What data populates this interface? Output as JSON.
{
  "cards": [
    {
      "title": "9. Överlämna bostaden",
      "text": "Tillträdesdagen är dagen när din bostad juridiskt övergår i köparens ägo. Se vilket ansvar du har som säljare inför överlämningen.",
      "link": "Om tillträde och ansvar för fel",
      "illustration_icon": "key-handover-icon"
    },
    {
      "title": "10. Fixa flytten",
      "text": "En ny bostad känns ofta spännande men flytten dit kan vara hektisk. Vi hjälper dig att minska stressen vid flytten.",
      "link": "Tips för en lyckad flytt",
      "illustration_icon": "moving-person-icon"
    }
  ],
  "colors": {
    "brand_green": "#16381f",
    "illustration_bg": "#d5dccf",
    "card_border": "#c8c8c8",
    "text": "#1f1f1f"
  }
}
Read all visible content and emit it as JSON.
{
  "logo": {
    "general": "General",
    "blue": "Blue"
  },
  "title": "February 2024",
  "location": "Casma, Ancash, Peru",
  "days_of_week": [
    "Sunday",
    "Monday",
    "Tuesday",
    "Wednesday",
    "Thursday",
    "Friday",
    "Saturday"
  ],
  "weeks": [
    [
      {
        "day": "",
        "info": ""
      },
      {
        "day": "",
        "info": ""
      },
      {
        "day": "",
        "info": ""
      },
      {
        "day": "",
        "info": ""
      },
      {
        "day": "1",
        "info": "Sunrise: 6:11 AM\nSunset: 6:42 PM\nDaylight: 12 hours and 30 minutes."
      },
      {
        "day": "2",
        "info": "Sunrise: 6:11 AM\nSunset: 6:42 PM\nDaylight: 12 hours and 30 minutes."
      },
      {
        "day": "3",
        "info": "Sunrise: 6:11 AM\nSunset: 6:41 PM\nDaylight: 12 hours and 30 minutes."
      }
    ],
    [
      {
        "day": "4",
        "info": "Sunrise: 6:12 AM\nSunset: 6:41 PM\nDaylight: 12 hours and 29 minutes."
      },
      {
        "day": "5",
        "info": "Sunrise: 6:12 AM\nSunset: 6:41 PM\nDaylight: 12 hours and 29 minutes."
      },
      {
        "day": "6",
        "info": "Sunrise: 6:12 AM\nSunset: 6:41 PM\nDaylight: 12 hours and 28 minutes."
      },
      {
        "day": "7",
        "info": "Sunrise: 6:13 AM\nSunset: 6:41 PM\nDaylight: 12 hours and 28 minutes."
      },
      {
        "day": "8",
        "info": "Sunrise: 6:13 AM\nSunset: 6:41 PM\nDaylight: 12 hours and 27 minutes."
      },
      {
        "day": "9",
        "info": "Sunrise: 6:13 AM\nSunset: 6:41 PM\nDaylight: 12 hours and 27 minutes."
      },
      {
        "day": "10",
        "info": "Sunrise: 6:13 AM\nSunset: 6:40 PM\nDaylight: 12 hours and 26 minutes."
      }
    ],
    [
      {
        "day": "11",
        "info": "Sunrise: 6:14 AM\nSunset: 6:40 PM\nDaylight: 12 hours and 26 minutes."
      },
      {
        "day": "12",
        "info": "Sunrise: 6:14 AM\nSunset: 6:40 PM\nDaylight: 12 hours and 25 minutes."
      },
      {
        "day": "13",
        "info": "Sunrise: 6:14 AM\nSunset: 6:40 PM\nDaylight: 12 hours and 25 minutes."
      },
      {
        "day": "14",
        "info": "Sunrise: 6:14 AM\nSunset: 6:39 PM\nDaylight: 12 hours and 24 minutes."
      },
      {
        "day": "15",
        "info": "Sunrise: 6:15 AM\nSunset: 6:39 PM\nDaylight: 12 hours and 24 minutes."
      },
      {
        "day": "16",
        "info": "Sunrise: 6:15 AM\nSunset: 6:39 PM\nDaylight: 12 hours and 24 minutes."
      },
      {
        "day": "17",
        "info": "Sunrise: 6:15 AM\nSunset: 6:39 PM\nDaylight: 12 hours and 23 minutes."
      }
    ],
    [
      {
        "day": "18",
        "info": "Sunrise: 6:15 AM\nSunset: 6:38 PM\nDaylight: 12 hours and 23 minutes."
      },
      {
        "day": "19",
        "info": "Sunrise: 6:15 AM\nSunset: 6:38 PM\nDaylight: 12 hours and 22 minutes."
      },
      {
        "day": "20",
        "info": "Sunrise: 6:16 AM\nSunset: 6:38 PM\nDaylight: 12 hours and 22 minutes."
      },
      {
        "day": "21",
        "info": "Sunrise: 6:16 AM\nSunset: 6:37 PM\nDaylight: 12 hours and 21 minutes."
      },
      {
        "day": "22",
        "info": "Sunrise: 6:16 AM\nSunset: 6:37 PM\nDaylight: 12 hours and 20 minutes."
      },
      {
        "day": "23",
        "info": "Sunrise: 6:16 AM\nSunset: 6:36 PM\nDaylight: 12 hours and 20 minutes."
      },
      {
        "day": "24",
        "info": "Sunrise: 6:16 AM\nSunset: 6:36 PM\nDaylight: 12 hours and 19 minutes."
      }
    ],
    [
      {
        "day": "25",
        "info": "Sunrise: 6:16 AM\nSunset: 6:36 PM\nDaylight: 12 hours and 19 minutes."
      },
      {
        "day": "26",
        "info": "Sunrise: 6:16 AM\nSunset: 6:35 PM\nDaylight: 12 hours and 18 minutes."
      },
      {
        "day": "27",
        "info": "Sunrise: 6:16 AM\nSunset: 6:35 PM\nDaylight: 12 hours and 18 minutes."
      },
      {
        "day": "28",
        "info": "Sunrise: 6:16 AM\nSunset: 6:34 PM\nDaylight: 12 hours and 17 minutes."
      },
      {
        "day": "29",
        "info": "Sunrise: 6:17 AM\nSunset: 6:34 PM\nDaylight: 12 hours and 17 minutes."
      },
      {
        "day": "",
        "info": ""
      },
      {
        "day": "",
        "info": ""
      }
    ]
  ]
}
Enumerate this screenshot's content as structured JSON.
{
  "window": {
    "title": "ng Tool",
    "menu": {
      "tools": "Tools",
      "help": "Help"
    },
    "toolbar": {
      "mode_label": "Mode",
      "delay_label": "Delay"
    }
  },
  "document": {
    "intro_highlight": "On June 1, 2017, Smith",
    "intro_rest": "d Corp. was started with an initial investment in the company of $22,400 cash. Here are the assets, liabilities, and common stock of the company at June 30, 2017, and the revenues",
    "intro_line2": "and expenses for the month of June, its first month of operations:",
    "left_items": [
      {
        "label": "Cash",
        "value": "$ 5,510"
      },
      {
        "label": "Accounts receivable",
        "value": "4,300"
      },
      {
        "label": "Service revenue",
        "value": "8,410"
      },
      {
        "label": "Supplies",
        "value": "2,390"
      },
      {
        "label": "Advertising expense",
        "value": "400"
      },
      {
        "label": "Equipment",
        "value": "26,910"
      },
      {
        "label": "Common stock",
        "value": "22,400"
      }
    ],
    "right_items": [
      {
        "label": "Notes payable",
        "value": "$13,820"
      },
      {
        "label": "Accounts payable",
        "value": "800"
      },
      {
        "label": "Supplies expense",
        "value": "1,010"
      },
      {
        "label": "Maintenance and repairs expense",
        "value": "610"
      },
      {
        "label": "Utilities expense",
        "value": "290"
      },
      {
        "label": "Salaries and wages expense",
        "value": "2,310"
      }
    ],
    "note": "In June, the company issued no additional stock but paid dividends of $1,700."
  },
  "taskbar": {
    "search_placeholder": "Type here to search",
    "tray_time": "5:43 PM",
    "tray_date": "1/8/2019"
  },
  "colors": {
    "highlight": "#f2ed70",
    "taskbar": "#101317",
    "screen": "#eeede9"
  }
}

Required work: Write out the entries above word for word.

Correct output:
What data populates this interface? Output as JSON.
{
  "cards": [
    {
      "title": "9. Överlämna bostaden",
      "text": "Tillträdesdagen är dagen när din bostad juridiskt övergår i köparens ägo. Se vilket ansvar du har som säljare inför överlämningen.",
      "link": "Om tillträde och ansvar för fel",
      "illustration_icon": "key-handover-icon"
    },
    {
      "title": "10. Fixa flytten",
      "text": "En ny bostad känns ofta spännande men flytten dit kan vara hektisk. Vi hjälper dig att minska stressen vid flytten.",
      "link": "Tips för en lyckad flytt",
      "illustration_icon": "moving-person-icon"
    }
  ],
  "colors": {
    "brand_green": "#16381f",
    "illustration_bg": "#d5dccf",
    "card_border": "#c8c8c8",
    "text": "#1f1f1f"
  }
}
Read all visible content and emit it as JSON.
{
  "logo": {
    "general": "General",
    "blue": "Blue"
  },
  "title": "February 2024",
  "location": "Casma, Ancash, Peru",
  "days_of_week": [
    "Sunday",
    "Monday",
    "Tuesday",
    "Wednesday",
    "Thursday",
    "Friday",
    "Saturday"
  ],
  "weeks": [
    [
      {
        "day": "",
        "info": ""
      },
      {
        "day": "",
        "info": ""
      },
      {
        "day": "",
        "info": ""
      },
      {
        "day": "",
        "info": ""
      },
      {
        "day": "1",
        "info": "Sunrise: 6:11 AM\nSunset: 6:42 PM\nDaylight: 12 hours and 30 minutes."
      },
      {
        "day": "2",
        "info": "Sunrise: 6:11 AM\nSunset: 6:42 PM\nDaylight: 12 hours and 30 minutes."
      },
      {
        "day": "3",
        "info": "Sunrise: 6:11 AM\nSunset: 6:41 PM\nDaylight: 12 hours and 30 minutes."
      }
    ],
    [
      {
        "day": "4",
        "info": "Sunrise: 6:12 AM\nSunset: 6:41 PM\nDaylight: 12 hours and 29 minutes."
      },
      {
        "day": "5",
        "info": "Sunrise: 6:12 AM\nSunset: 6:41 PM\nDaylight: 12 hours and 29 minutes."
      },
      {
        "day": "6",
        "info": "Sunrise: 6:12 AM\nSunset: 6:41 PM\nDaylight: 12 hours and 28 minutes."
      },
      {
        "day": "7",
        "info": "Sunrise: 6:13 AM\nSunset: 6:41 PM\nDaylight: 12 hours and 28 minutes."
      },
      {
        "day": "8",
        "info": "Sunrise: 6:13 AM\nSunset: 6:41 PM\nDaylight: 12 hours and 27 minutes."
      },
      {
        "day": "9",
        "info": "Sunrise: 6:13 AM\nSunset: 6:41 PM\nDaylight: 12 hours and 27 minutes."
      },
      {
        "day": "10",
        "info": "Sunrise: 6:13 AM\nSunset: 6:40 PM\nDaylight: 12 hours and 26 minutes."
      }
    ],
    [
      {
        "day": "11",
        "info": "Sunrise: 6:14 AM\nSunset: 6:40 PM\nDaylight: 12 hours and 26 minutes."
      },
      {
        "day": "12",
        "info": "Sunrise: 6:14 AM\nSunset: 6:40 PM\nDaylight: 12 hours and 25 minutes."
      },
      {
        "day": "13",
        "info": "Sunrise: 6:14 AM\nSunset: 6:40 PM\nDaylight: 12 hours and 25 minutes."
      },
      {
        "day": "14",
        "info": "Sunrise: 6:14 AM\nSunset: 6:39 PM\nDaylight: 12 hours and 24 minutes."
      },
      {
        "day": "15",
        "info": "Sunrise: 6:15 AM\nSunset: 6:39 PM\nDaylight: 12 hours and 24 minutes."
      },
      {
        "day": "16",
        "info": "Sunrise: 6:15 AM\nSunset: 6:39 PM\nDaylight: 12 hours and 24 minutes."
      },
      {
        "day": "17",
        "info": "Sunrise: 6:15 AM\nSunset: 6:39 PM\nDaylight: 12 hours and 23 minutes."
      }
    ],
    [
      {
        "day": "18",
        "info": "Sunrise: 6:15 AM\nSunset: 6:38 PM\nDaylight: 12 hours and 23 minutes."
      },
      {
        "day": "19",
        "info": "Sunrise: 6:15 AM\nSunset: 6:38 PM\nDaylight: 12 hours and 22 minutes."
      },
      {
        "day": "20",
        "info": "Sunrise: 6:16 AM\nSunset: 6:38 PM\nDaylight: 12 hours and 22 minutes."
      },
      {
        "day": "21",
        "info": "Sunrise: 6:16 AM\nSunset: 6:37 PM\nDaylight: 12 hours and 21 minutes."
      },
      {
        "day": "22",
        "info": "Sunrise: 6:16 AM\nSunset: 6:37 PM\nDaylight: 12 hours and 20 minutes."
      },
      {
        "day": "23",
        "info": "Sunrise: 6:16 AM\nSunset: 6:36 PM\nDaylight: 12 hours and 20 minutes."
      },
      {
        "day": "24",
        "info": "Sunrise: 6:16 AM\nSunset: 6:36 PM\nDaylight: 12 hours and 19 minutes."
      }
    ],
    [
      {
        "day": "25",
        "info": "Sunrise: 6:16 AM\nSunset: 6:36 PM\nDaylight: 12 hours and 19 minutes."
      },
      {
        "day": "26",
        "info": "Sunrise: 6:16 AM\nSunset: 6:35 PM\nDaylight: 12 hours and 18 minutes."
      },
      {
        "day": "27",
        "info": "Sunrise: 6:16 AM\nSunset: 6:35 PM\nDaylight: 12 hours and 18 minutes."
      },
      {
        "day": "28",
        "info": "Sunrise: 6:16 AM\nSunset: 6:34 PM\nDaylight: 12 hours and 17 minutes."
      },
      {
        "day": "29",
        "info": "Sunrise: 6:17 AM\nSunset: 6:34 PM\nDaylight: 12 hours and 17 minutes."
      },
      {
        "day": "",
        "info": ""
      },
      {
        "day": "",
        "info": ""
      }
    ]
  ]
}
Enumerate this screenshot's content as structured JSON.
{
  "window": {
    "title": "ng Tool",
    "menu": {
      "tools": "Tools",
      "help": "Help"
    },
    "toolbar": {
      "mode_label": "Mode",
      "delay_label": "Delay"
    }
  },
  "document": {
    "intro_highlight": "On June 1, 2017, Smith",
    "intro_rest": "d Corp. was started with an initial investment in the company of $22,400 cash. Here are the assets, liabilities, and common stock of the company at June 30, 2017, and the revenues",
    "intro_line2": "and expenses for the month of June, its first month of operations:",
    "left_items": [
      {
        "label": "Cash",
        "value": "$ 5,510"
      },
      {
        "label": "Accounts receivable",
        "value": "4,300"
      },
      {
        "label": "Service revenue",
        "value": "8,410"
      },
      {
        "label": "Supplies",
        "value": "2,390"
      },
      {
        "label": "Advertising expense",
        "value": "400"
      },
      {
        "label": "Equipment",
        "value": "26,910"
      },
      {
        "label": "Common stock",
        "value": "22,400"
      }
    ],
    "right_items": [
      {
        "label": "Notes payable",
        "value": "$13,820"
      },
      {
        "label": "Accounts payable",
        "value": "800"
      },
      {
        "label": "Supplies expense",
        "value": "1,010"
      },
      {
        "label": "Maintenance and repairs expense",
        "value": "610"
      },
      {
        "label": "Utilities expense",
        "value": "290"
      },
      {
        "label": "Salaries and wages expense",
        "value": "2,310"
      }
    ],
    "note": "In June, the company issued no additional stock but paid dividends of $1,700."
  },
  "taskbar": {
    "search_placeholder": "Type here to search",
    "tray_time": "5:43 PM",
    "tray_date": "1/8/2019"
  },
  "colors": {
    "highlight": "#f2ed70",
    "taskbar": "#101317",
    "screen": "#eeede9"
  }
}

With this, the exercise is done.